Work to be completed
Every line below that contains "source" is to be copied.

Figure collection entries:
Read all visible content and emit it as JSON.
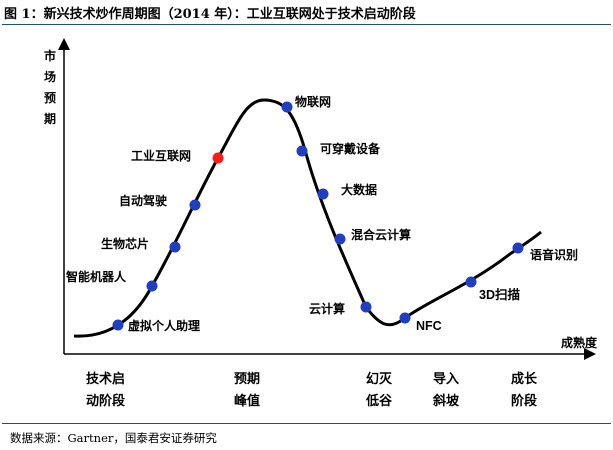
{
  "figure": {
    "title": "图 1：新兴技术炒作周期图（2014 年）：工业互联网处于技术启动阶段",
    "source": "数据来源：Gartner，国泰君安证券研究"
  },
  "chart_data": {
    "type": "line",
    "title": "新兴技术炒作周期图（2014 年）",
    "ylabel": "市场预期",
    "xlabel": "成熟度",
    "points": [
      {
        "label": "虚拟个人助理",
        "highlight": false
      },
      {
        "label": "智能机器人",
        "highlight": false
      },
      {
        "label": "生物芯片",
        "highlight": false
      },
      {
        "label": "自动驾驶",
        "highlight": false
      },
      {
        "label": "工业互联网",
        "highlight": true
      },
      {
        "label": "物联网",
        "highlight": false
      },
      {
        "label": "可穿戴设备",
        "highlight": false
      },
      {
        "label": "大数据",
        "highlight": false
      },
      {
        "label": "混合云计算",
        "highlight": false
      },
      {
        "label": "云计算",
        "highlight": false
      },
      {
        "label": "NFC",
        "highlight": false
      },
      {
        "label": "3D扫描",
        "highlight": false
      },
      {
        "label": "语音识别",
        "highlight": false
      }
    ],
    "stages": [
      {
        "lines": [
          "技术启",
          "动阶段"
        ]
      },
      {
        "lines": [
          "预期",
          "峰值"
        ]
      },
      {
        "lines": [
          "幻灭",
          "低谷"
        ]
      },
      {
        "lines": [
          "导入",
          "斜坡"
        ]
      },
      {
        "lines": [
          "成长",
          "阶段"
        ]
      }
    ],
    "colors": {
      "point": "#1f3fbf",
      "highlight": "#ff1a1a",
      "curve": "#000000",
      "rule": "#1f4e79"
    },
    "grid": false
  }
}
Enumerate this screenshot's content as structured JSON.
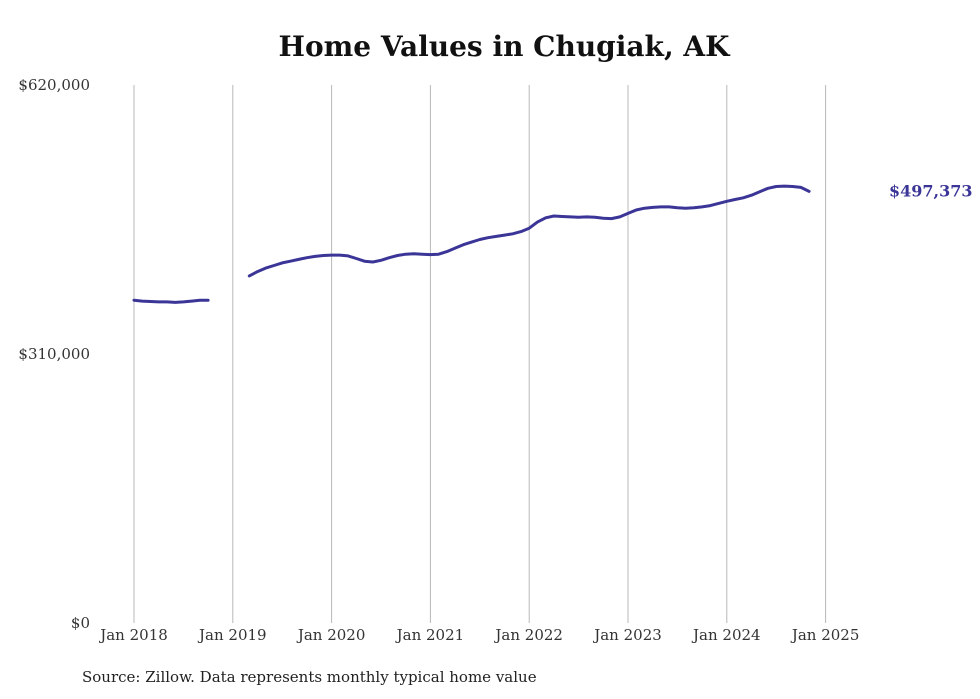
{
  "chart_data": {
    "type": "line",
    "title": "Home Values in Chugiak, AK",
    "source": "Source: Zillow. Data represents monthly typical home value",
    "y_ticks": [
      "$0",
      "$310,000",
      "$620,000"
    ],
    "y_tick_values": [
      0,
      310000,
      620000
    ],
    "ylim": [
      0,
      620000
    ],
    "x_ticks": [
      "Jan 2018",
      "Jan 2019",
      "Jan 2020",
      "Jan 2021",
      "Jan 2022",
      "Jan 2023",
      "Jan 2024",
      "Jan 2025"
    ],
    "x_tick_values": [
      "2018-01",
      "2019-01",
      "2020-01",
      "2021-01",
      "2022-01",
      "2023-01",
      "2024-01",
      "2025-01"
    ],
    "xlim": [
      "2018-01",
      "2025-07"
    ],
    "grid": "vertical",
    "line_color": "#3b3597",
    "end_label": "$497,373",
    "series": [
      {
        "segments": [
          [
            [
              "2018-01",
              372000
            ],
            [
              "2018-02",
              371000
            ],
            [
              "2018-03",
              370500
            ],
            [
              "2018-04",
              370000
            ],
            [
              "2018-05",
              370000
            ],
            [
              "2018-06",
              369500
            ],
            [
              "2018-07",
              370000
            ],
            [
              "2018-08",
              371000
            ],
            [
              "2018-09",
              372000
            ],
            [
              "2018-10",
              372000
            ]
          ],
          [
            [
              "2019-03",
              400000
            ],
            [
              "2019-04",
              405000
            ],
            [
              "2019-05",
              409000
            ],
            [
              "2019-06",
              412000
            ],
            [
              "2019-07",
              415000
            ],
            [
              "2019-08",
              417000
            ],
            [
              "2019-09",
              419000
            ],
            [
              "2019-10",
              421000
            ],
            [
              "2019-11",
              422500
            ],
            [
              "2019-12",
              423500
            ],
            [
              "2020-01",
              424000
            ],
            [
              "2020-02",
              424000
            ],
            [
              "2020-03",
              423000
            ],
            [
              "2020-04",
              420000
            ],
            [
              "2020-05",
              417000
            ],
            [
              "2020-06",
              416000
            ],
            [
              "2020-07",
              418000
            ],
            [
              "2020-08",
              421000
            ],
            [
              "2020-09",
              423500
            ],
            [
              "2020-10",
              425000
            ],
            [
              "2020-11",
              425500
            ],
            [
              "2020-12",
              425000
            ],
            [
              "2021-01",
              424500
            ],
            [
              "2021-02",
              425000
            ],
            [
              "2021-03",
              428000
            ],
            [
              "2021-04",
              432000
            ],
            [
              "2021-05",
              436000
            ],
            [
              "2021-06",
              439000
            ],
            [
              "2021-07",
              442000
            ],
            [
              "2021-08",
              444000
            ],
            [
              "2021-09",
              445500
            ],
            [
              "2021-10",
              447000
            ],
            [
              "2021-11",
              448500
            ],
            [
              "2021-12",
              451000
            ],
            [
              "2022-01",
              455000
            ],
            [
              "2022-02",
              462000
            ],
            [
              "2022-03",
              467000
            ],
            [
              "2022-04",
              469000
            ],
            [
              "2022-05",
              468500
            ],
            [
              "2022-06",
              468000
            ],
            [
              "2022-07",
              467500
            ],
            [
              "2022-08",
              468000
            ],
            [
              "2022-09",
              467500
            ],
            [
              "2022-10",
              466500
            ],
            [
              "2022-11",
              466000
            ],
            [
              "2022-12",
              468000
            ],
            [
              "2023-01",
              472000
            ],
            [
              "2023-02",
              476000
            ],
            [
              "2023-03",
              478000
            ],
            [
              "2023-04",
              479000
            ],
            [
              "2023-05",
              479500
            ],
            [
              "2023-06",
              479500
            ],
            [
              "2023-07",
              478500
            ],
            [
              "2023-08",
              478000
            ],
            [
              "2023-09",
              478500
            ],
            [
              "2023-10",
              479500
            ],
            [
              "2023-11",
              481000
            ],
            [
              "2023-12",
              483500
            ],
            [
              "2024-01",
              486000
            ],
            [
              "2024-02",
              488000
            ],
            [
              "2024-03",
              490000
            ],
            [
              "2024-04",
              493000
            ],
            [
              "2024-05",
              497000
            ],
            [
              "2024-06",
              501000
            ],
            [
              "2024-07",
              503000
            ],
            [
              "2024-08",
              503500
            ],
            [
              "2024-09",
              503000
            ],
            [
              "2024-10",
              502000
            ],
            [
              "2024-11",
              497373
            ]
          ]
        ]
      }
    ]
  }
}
==
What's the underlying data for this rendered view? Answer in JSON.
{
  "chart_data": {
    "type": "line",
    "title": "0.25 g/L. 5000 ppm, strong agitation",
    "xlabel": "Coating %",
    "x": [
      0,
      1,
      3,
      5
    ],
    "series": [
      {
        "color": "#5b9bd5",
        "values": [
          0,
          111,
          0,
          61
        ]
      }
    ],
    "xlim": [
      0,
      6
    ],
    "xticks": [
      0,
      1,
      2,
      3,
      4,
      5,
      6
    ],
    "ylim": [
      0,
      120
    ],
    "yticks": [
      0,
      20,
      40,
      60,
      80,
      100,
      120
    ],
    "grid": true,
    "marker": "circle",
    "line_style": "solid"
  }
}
--
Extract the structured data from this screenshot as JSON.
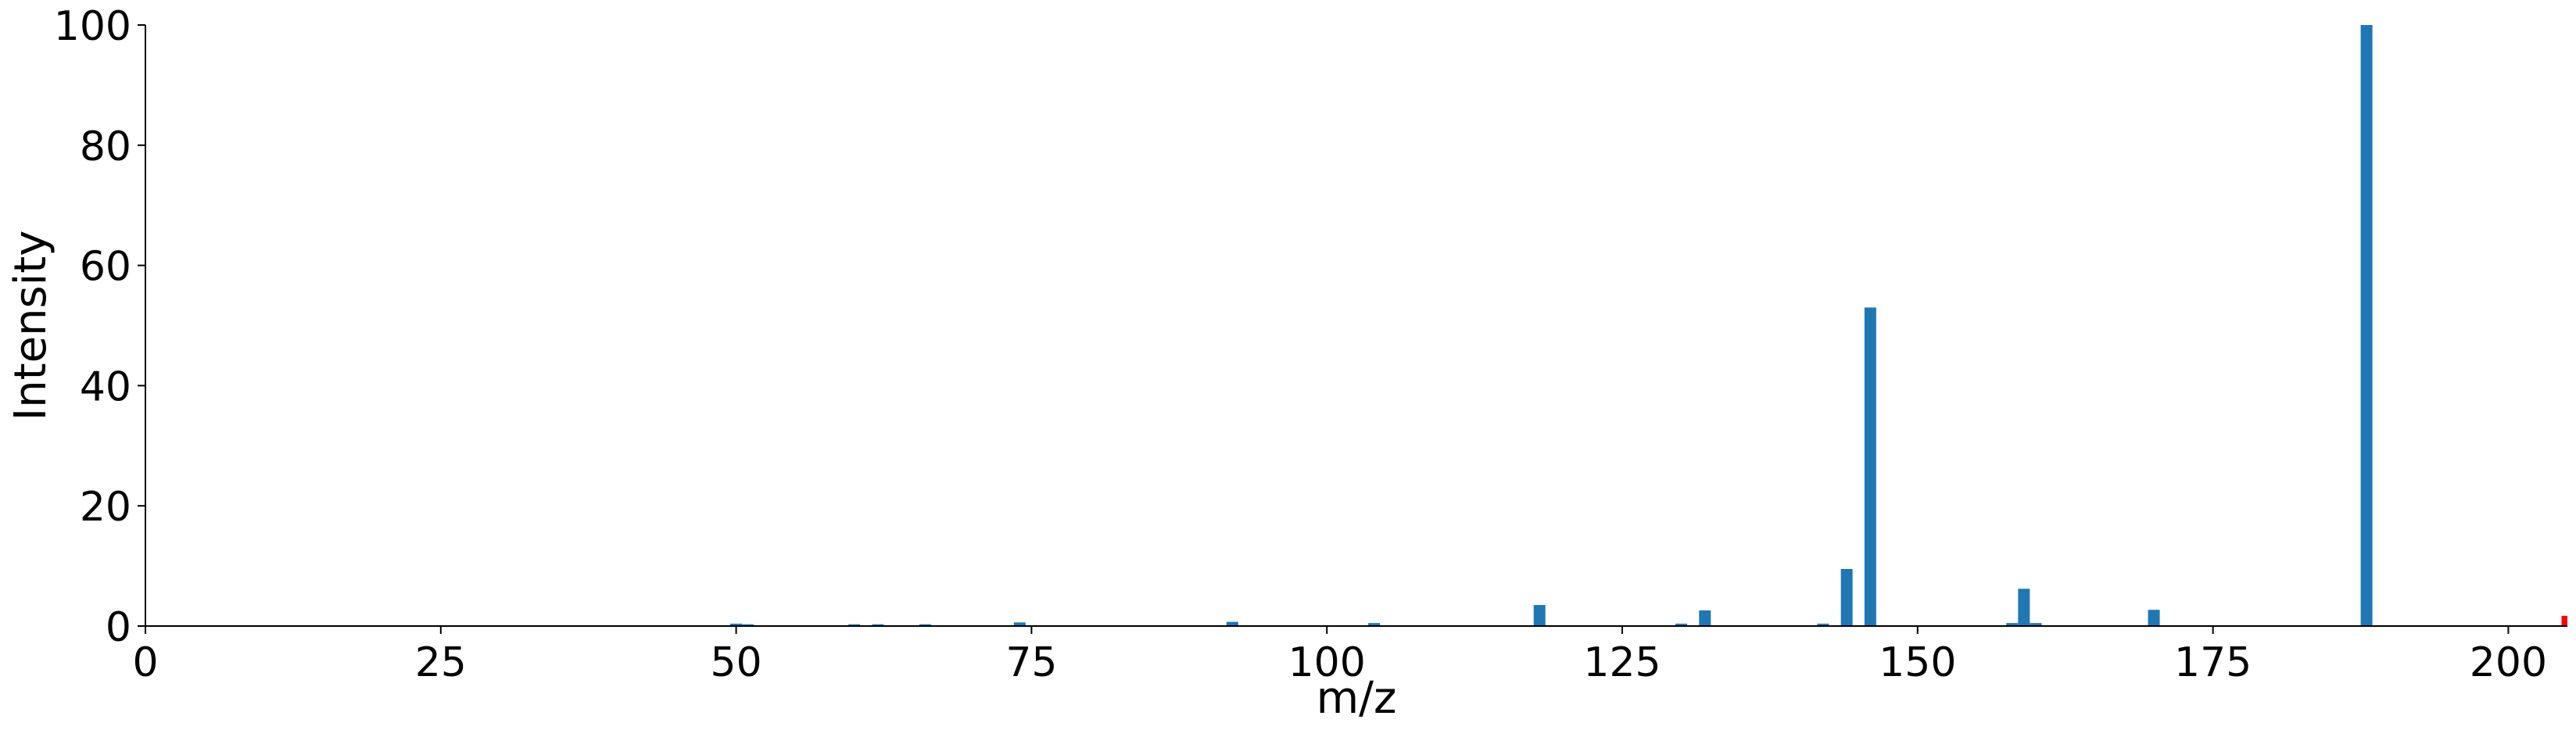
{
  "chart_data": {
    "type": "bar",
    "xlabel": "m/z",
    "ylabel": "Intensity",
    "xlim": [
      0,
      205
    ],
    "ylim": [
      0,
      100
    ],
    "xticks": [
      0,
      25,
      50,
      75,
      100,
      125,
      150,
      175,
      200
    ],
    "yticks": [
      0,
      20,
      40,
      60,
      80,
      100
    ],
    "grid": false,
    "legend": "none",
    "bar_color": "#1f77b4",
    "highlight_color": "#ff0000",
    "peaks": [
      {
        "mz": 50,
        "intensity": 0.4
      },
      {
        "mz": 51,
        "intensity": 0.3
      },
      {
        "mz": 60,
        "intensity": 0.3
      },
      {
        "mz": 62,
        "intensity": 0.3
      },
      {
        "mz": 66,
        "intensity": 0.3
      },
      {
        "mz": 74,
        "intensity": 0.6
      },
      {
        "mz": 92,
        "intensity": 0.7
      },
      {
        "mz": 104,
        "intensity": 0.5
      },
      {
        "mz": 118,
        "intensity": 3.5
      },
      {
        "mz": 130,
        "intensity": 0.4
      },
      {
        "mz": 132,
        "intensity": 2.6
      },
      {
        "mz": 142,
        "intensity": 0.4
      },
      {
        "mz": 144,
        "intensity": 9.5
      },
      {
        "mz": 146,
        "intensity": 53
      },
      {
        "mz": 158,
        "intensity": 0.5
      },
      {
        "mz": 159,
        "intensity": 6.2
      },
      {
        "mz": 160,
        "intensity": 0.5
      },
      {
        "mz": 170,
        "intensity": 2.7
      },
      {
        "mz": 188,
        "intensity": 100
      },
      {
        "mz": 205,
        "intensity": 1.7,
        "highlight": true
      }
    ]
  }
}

Solution
    "source": "数据来源：Gartner，国泰君安证券研究"
    "source": "Source: Zillow. Data represents monthly typical home value",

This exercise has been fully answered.